[Data items]

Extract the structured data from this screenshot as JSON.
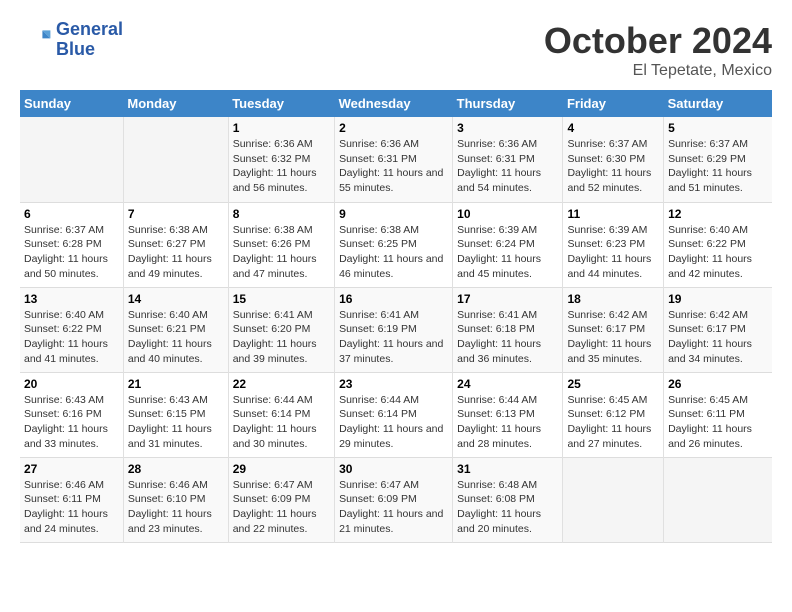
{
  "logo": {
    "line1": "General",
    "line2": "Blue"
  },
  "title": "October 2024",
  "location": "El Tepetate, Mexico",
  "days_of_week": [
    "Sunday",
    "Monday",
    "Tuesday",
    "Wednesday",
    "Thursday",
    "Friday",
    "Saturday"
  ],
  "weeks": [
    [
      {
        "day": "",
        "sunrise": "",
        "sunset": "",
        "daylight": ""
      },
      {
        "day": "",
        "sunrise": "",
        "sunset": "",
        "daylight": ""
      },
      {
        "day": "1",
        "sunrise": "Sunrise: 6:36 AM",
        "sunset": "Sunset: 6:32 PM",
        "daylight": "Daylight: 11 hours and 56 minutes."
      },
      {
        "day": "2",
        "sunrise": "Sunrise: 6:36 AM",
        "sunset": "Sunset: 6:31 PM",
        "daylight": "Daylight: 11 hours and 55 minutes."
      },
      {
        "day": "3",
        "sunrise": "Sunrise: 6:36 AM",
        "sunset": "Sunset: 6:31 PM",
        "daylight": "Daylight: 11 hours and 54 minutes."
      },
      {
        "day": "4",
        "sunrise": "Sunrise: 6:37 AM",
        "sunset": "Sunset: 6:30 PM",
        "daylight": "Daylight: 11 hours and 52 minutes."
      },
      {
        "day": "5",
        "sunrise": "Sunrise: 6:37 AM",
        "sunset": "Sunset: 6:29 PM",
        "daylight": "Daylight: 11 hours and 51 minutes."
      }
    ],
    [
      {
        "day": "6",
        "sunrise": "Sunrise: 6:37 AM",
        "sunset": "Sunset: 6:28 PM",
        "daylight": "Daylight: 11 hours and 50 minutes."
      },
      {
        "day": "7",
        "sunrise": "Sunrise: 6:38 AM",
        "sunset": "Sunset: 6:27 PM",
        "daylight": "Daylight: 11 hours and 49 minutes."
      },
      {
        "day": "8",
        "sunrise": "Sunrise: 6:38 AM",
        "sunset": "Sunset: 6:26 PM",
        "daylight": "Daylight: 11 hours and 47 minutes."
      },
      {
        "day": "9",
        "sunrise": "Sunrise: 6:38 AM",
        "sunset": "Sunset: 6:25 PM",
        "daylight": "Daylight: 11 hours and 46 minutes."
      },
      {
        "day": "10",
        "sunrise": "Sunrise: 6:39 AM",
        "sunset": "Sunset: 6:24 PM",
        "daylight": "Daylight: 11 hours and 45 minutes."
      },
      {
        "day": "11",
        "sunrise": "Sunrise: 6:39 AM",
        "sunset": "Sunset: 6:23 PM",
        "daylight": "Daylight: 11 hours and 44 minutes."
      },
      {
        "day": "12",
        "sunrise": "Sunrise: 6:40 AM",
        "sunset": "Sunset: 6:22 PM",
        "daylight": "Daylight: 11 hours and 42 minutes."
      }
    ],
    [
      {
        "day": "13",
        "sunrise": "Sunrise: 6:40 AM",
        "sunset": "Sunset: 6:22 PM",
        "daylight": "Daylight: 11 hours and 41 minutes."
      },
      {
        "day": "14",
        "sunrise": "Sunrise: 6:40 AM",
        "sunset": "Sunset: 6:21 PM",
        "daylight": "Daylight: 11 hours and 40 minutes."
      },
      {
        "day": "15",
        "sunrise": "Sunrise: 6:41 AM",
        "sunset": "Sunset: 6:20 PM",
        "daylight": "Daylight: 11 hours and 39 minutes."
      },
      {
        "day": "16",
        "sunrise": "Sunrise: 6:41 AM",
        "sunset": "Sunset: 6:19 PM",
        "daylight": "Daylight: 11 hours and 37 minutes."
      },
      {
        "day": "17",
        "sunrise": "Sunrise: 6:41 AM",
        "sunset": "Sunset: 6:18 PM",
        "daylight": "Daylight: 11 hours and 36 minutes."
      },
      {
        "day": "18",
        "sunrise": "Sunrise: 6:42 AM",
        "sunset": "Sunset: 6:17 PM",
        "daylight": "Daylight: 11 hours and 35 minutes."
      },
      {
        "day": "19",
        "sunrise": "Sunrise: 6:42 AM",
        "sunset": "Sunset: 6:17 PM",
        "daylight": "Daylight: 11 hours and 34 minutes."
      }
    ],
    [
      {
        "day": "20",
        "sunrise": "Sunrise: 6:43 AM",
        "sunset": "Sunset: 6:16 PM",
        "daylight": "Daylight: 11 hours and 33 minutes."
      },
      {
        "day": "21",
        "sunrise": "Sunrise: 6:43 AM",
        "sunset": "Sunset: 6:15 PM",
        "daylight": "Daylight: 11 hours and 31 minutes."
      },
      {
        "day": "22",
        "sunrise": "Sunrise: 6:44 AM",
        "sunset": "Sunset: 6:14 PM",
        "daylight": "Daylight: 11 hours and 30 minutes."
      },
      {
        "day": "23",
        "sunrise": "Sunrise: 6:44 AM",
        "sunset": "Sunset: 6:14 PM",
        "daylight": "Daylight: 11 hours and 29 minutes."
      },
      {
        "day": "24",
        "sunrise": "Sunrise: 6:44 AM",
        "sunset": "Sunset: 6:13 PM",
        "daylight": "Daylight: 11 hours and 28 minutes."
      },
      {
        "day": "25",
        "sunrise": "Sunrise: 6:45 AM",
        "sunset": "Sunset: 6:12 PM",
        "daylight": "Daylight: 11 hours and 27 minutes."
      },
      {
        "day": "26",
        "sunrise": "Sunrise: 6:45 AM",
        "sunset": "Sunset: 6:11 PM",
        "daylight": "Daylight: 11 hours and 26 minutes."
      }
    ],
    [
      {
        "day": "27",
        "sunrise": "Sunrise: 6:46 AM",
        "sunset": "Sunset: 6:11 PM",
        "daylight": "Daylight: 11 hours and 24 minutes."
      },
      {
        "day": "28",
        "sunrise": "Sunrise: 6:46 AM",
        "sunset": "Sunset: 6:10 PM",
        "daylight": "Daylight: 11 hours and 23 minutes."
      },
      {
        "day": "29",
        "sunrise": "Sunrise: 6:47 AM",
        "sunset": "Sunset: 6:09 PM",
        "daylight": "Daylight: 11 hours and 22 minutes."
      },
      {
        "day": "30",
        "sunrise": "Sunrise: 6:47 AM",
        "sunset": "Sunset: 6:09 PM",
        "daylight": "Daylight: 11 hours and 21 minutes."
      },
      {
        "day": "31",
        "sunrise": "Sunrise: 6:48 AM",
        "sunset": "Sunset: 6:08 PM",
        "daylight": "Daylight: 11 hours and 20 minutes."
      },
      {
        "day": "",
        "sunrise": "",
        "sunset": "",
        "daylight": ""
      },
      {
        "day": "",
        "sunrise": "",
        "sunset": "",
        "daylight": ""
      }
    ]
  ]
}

==

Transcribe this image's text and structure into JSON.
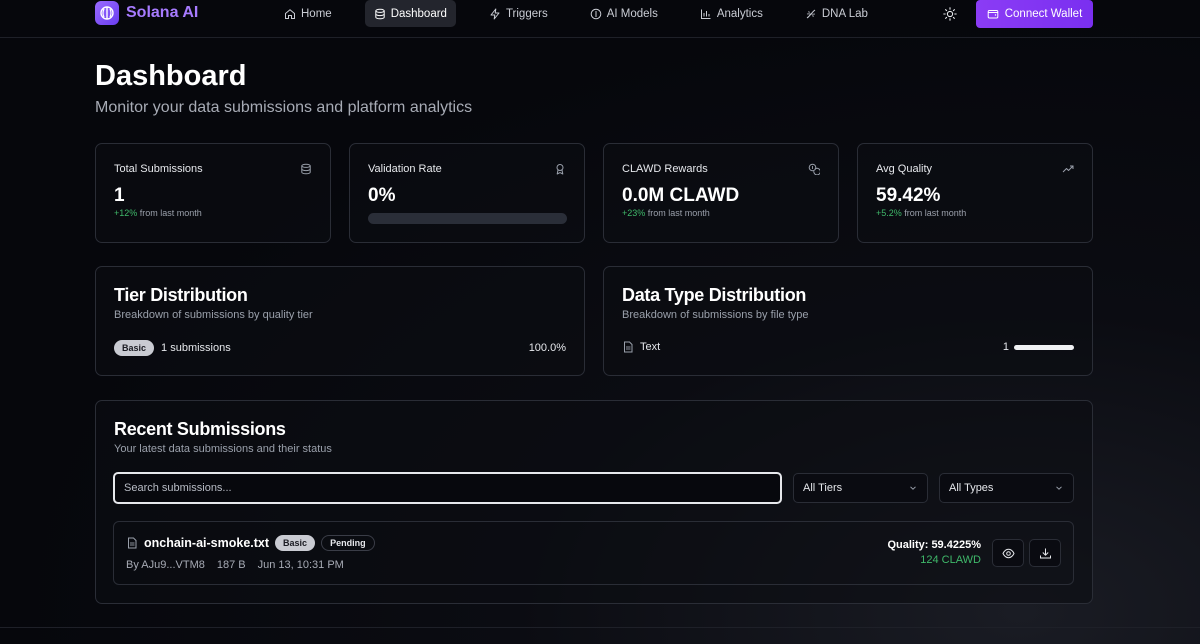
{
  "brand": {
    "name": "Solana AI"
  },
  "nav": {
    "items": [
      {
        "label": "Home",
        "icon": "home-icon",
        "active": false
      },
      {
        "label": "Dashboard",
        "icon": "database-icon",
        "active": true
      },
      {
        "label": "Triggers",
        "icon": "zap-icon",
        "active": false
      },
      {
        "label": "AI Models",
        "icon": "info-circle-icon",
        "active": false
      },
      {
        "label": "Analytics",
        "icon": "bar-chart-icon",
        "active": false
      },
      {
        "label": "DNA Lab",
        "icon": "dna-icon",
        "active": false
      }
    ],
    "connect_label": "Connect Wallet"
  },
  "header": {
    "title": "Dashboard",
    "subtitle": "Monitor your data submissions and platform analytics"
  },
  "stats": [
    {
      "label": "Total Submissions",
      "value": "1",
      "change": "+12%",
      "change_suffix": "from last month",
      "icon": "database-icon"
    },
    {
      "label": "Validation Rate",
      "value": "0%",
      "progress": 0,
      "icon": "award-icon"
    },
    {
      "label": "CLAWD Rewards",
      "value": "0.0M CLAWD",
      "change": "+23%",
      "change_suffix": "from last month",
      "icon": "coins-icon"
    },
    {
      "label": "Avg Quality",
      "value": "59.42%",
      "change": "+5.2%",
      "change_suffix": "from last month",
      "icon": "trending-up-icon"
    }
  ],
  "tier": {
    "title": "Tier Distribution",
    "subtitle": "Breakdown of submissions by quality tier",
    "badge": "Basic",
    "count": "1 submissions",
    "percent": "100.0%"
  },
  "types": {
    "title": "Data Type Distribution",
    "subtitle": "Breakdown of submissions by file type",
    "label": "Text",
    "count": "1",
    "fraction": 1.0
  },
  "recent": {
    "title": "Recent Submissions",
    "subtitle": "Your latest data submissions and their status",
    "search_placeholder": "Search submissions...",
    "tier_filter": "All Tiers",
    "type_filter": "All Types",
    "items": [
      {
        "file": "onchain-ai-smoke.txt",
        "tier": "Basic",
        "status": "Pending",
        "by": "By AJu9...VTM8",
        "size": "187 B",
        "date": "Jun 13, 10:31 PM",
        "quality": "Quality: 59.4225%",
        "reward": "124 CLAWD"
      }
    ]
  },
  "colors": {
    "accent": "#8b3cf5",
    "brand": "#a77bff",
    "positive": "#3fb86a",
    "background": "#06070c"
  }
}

▶ **PROBLEM REQUIREMENTS**
Using the material above, gather every line that includes "database".

▶ **EXPECTED OUTPUT**
        "icon": "database-icon",
      "icon": "database-icon"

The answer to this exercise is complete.